**Exercise description**
Copy the items from the line containing "Decompose this screenshot" through the line containing "Text: zł400m: zł400m xyxy=(11,134,54,147)", changing "bounding boxes" to "coordinate boxes" and leaving everything else unchanged.

**Material to process**
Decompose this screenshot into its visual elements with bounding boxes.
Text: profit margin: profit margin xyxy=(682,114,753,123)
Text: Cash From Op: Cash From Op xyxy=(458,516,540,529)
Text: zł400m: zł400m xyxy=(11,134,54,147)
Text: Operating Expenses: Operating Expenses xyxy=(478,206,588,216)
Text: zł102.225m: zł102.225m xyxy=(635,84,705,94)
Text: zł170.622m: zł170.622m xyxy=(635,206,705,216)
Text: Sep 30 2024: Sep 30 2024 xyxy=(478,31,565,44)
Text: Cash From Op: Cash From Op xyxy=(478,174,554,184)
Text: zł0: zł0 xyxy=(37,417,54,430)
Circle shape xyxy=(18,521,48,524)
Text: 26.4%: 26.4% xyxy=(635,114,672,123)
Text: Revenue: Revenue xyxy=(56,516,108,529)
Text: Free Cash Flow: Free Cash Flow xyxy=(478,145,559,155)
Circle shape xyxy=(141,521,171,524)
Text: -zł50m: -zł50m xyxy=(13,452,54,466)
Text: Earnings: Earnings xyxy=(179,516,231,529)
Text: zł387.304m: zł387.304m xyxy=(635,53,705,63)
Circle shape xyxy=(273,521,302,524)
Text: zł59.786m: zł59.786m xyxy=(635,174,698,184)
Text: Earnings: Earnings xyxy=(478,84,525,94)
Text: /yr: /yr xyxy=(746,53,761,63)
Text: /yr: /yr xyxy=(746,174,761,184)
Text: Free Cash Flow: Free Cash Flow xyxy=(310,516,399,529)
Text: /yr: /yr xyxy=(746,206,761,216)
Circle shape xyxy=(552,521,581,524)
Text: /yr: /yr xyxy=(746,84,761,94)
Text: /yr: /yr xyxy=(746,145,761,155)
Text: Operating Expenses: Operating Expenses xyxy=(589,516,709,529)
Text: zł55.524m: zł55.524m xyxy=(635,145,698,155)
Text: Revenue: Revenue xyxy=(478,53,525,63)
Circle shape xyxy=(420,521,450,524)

* * *

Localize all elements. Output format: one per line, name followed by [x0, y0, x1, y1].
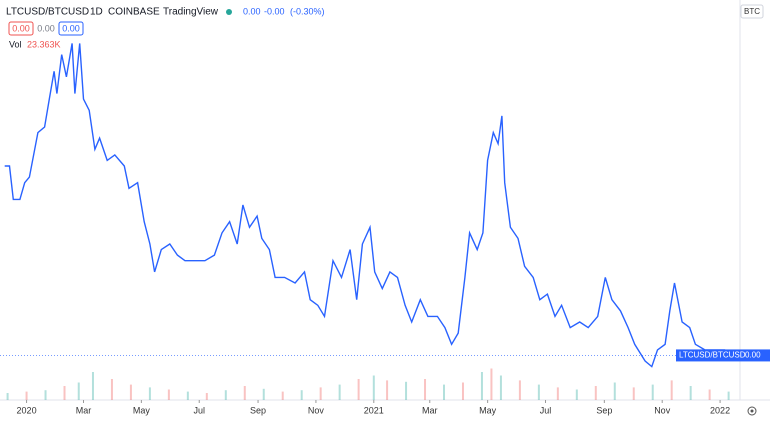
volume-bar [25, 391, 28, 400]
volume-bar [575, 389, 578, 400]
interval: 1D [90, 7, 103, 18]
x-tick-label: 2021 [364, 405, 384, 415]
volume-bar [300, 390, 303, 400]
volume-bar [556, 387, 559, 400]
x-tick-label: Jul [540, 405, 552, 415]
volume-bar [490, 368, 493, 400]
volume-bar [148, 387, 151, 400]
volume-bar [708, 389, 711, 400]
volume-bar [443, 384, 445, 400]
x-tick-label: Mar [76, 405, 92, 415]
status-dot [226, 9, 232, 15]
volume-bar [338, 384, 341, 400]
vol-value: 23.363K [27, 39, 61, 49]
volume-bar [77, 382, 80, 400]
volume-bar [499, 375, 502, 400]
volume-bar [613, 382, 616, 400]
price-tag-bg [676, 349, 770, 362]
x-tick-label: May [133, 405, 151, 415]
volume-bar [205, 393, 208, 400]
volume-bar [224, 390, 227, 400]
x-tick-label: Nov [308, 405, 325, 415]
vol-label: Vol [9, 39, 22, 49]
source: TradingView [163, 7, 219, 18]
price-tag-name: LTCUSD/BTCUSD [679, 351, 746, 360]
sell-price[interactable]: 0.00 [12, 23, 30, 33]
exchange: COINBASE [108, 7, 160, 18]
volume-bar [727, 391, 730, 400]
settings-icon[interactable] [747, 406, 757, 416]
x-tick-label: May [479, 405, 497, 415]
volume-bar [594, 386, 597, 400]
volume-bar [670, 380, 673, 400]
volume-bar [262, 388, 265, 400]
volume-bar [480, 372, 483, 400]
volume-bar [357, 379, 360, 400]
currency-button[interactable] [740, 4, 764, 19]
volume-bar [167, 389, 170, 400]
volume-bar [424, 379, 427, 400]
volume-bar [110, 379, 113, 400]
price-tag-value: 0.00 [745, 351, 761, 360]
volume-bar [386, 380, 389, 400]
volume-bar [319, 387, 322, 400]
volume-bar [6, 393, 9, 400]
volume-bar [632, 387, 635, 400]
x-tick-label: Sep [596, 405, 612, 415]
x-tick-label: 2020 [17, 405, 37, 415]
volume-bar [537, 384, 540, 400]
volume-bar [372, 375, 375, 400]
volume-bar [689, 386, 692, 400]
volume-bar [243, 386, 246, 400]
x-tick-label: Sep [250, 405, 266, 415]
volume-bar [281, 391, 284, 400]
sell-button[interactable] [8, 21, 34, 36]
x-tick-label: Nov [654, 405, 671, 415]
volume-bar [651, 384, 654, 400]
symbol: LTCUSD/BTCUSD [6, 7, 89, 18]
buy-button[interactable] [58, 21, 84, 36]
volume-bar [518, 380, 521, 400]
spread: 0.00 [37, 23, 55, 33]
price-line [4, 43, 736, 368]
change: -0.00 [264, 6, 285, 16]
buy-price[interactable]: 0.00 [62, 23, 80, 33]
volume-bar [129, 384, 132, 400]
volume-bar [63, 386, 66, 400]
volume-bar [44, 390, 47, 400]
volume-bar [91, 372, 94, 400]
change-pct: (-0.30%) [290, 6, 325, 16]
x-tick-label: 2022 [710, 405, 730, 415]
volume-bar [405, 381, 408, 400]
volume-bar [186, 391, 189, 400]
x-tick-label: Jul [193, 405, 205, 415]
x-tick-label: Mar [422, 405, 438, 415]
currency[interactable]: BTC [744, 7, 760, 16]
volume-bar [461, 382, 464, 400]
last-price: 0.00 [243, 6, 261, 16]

**The solution**
Decompose this screenshot into its visual elements with coordinate boxes.
Text: profit margin: profit margin xyxy=(682,114,753,123)
Text: Cash From Op: Cash From Op xyxy=(458,516,540,529)
Text: zł400m: zł400m xyxy=(11,134,54,147)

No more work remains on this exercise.